→ **SHORT PROBLEM**:
Restate the records below word for word, and omit the images they hold.

** Start **

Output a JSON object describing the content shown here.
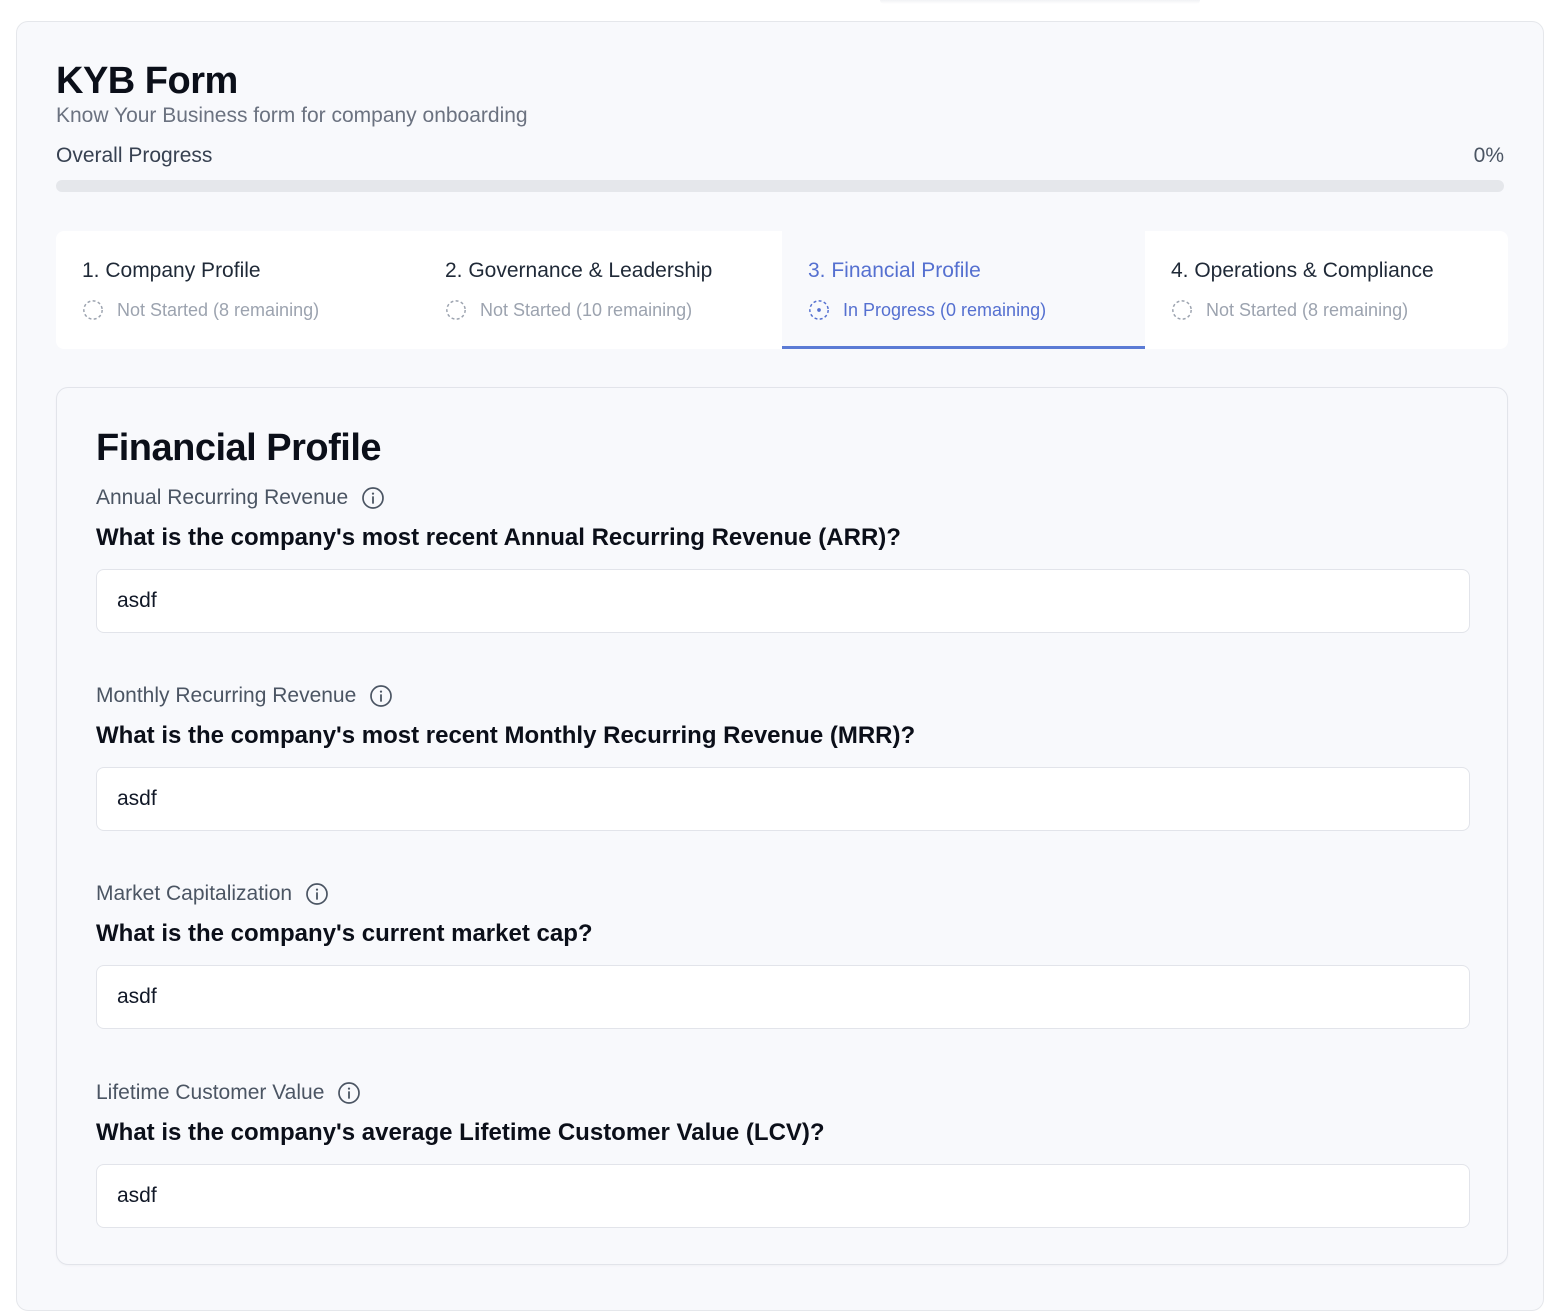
{
  "form": {
    "title": "KYB Form",
    "subtitle": "Know Your Business form for company onboarding"
  },
  "progress": {
    "label": "Overall Progress",
    "percent_text": "0%",
    "value": 0
  },
  "tabs": [
    {
      "title": "1. Company Profile",
      "status": "Not Started (8 remaining)",
      "active": false
    },
    {
      "title": "2. Governance & Leadership",
      "status": "Not Started (10 remaining)",
      "active": false
    },
    {
      "title": "3. Financial Profile",
      "status": "In Progress (0 remaining)",
      "active": true
    },
    {
      "title": "4. Operations & Compliance",
      "status": "Not Started (8 remaining)",
      "active": false
    }
  ],
  "section": {
    "title": "Financial Profile",
    "fields": [
      {
        "label": "Annual Recurring Revenue",
        "question": "What is the company's most recent Annual Recurring Revenue (ARR)?",
        "value": "asdf"
      },
      {
        "label": "Monthly Recurring Revenue",
        "question": "What is the company's most recent Monthly Recurring Revenue (MRR)?",
        "value": "asdf"
      },
      {
        "label": "Market Capitalization",
        "question": "What is the company's current market cap?",
        "value": "asdf"
      },
      {
        "label": "Lifetime Customer Value",
        "question": "What is the company's average Lifetime Customer Value (LCV)?",
        "value": "asdf"
      }
    ]
  },
  "colors": {
    "accent": "#5b7bd5",
    "inactive_status": "#9ca3af",
    "card_bg": "#f8f9fc"
  }
}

** End **

→ **RESULT FOR THIS EXERCISE**:
Output a JSON object describing the content shown here.
{
  "form": {
    "title": "KYB Form",
    "subtitle": "Know Your Business form for company onboarding"
  },
  "progress": {
    "label": "Overall Progress",
    "percent_text": "0%",
    "value": 0
  },
  "tabs": [
    {
      "title": "1. Company Profile",
      "status": "Not Started (8 remaining)",
      "active": false
    },
    {
      "title": "2. Governance & Leadership",
      "status": "Not Started (10 remaining)",
      "active": false
    },
    {
      "title": "3. Financial Profile",
      "status": "In Progress (0 remaining)",
      "active": true
    },
    {
      "title": "4. Operations & Compliance",
      "status": "Not Started (8 remaining)",
      "active": false
    }
  ],
  "section": {
    "title": "Financial Profile",
    "fields": [
      {
        "label": "Annual Recurring Revenue",
        "question": "What is the company's most recent Annual Recurring Revenue (ARR)?",
        "value": "asdf"
      },
      {
        "label": "Monthly Recurring Revenue",
        "question": "What is the company's most recent Monthly Recurring Revenue (MRR)?",
        "value": "asdf"
      },
      {
        "label": "Market Capitalization",
        "question": "What is the company's current market cap?",
        "value": "asdf"
      },
      {
        "label": "Lifetime Customer Value",
        "question": "What is the company's average Lifetime Customer Value (LCV)?",
        "value": "asdf"
      }
    ]
  },
  "colors": {
    "accent": "#5b7bd5",
    "inactive_status": "#9ca3af",
    "card_bg": "#f8f9fc"
  }
}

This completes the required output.